**Problem to work on**
Each entry must appear again exactly as it does in the source.

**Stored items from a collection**
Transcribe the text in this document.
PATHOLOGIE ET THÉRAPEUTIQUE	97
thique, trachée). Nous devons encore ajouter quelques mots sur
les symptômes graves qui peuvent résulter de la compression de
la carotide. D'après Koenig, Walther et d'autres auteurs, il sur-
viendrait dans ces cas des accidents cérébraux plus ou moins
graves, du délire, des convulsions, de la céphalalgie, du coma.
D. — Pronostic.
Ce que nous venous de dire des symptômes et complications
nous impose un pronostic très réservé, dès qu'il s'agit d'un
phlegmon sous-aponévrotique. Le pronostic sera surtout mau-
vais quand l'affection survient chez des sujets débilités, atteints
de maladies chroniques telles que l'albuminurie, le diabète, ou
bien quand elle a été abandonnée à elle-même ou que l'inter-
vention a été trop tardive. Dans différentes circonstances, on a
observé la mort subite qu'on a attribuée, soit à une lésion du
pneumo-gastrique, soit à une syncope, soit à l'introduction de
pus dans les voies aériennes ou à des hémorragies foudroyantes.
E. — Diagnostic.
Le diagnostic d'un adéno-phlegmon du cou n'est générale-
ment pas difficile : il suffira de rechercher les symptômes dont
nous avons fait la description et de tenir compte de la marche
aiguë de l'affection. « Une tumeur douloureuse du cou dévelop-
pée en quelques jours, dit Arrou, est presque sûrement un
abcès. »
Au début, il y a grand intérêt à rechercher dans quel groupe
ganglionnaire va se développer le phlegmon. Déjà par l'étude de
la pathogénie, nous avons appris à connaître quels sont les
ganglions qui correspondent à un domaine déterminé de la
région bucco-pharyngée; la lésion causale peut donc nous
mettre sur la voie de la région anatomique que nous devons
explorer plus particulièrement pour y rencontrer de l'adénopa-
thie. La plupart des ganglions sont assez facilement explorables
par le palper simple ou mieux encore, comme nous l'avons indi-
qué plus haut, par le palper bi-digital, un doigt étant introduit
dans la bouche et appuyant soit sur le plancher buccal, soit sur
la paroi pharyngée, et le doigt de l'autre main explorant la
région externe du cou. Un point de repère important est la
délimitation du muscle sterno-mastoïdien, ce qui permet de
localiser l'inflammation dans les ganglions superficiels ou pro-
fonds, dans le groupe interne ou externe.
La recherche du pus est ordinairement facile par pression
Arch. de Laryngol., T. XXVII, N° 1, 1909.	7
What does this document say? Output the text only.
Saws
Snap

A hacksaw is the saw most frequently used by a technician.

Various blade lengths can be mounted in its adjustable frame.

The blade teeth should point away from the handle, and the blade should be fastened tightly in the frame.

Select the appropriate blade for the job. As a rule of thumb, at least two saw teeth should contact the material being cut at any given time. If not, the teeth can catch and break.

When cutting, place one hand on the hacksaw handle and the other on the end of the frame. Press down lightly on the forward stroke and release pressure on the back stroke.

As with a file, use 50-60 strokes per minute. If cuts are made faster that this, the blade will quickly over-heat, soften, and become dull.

**Exercise solution**
Transcribe the text in this document.
PATHOLOGIE ET THÉRAPEUTIQUE	97
thique, trachée). Nous devons encore ajouter quelques mots sur
les symptômes graves qui peuvent résulter de la compression de
la carotide. D'après Koenig, Walther et d'autres auteurs, il sur-
viendrait dans ces cas des accidents cérébraux plus ou moins
graves, du délire, des convulsions, de la céphalalgie, du coma.
D. — Pronostic.
Ce que nous venous de dire des symptômes et complications
nous impose un pronostic très réservé, dès qu'il s'agit d'un
phlegmon sous-aponévrotique. Le pronostic sera surtout mau-
vais quand l'affection survient chez des sujets débilités, atteints
de maladies chroniques telles que l'albuminurie, le diabète, ou
bien quand elle a été abandonnée à elle-même ou que l'inter-
vention a été trop tardive. Dans différentes circonstances, on a
observé la mort subite qu'on a attribuée, soit à une lésion du
pneumo-gastrique, soit à une syncope, soit à l'introduction de
pus dans les voies aériennes ou à des hémorragies foudroyantes.
E. — Diagnostic.
Le diagnostic d'un adéno-phlegmon du cou n'est générale-
ment pas difficile : il suffira de rechercher les symptômes dont
nous avons fait la description et de tenir compte de la marche
aiguë de l'affection. « Une tumeur douloureuse du cou dévelop-
pée en quelques jours, dit Arrou, est presque sûrement un
abcès. »
Au début, il y a grand intérêt à rechercher dans quel groupe
ganglionnaire va se développer le phlegmon. Déjà par l'étude de
la pathogénie, nous avons appris à connaître quels sont les
ganglions qui correspondent à un domaine déterminé de la
région bucco-pharyngée; la lésion causale peut donc nous
mettre sur la voie de la région anatomique que nous devons
explorer plus particulièrement pour y rencontrer de l'adénopa-
thie. La plupart des ganglions sont assez facilement explorables
par le palper simple ou mieux encore, comme nous l'avons indi-
qué plus haut, par le palper bi-digital, un doigt étant introduit
dans la bouche et appuyant soit sur le plancher buccal, soit sur
la paroi pharyngée, et le doigt de l'autre main explorant la
région externe du cou. Un point de repère important est la
délimitation du muscle sterno-mastoïdien, ce qui permet de
localiser l'inflammation dans les ganglions superficiels ou pro-
fonds, dans le groupe interne ou externe.
La recherche du pus est ordinairement facile par pression
Arch. de Laryngol., T. XXVII, N° 1, 1909.	7
What does this document say? Output the text only.
Saws
Snap

A hacksaw is the saw most frequently used by a technician.

Various blade lengths can be mounted in its adjustable frame.

The blade teeth should point away from the handle, and the blade should be fastened tightly in the frame.

Select the appropriate blade for the job. As a rule of thumb, at least two saw teeth should contact the material being cut at any given time. If not, the teeth can catch and break.

When cutting, place one hand on the hacksaw handle and the other on the end of the frame. Press down lightly on the forward stroke and release pressure on the back stroke.

As with a file, use 50-60 strokes per minute. If cuts are made faster that this, the blade will quickly over-heat, soften, and become dull.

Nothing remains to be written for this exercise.